▶ **Task to carry out**: Read through the entries below and return each line with the word "color".

--------------------------------------------------

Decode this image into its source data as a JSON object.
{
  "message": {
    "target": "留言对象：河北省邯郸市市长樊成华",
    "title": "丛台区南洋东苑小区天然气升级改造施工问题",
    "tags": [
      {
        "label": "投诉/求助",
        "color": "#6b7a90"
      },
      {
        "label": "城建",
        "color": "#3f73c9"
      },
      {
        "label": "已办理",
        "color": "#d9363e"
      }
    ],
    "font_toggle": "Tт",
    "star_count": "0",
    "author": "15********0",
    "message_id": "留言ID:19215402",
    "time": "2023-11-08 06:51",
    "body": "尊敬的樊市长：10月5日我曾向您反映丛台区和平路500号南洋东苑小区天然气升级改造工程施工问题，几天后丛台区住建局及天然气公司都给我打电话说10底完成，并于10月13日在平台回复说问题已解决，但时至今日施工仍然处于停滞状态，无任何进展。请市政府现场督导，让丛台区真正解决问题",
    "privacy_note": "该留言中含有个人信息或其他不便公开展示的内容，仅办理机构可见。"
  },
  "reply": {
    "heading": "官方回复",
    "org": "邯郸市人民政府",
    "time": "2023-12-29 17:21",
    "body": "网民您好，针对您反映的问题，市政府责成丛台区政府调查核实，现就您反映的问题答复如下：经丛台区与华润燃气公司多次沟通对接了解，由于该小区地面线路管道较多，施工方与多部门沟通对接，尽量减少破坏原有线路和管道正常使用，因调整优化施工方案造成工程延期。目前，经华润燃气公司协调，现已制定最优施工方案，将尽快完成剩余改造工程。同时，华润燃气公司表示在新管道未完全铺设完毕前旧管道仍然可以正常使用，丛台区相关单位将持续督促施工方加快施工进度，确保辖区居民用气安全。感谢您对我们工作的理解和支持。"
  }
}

--------------------------------------------------

▶ **Result**:
        "color": "#6b7a90"
        "color": "#3f73c9"
        "color": "#d9363e"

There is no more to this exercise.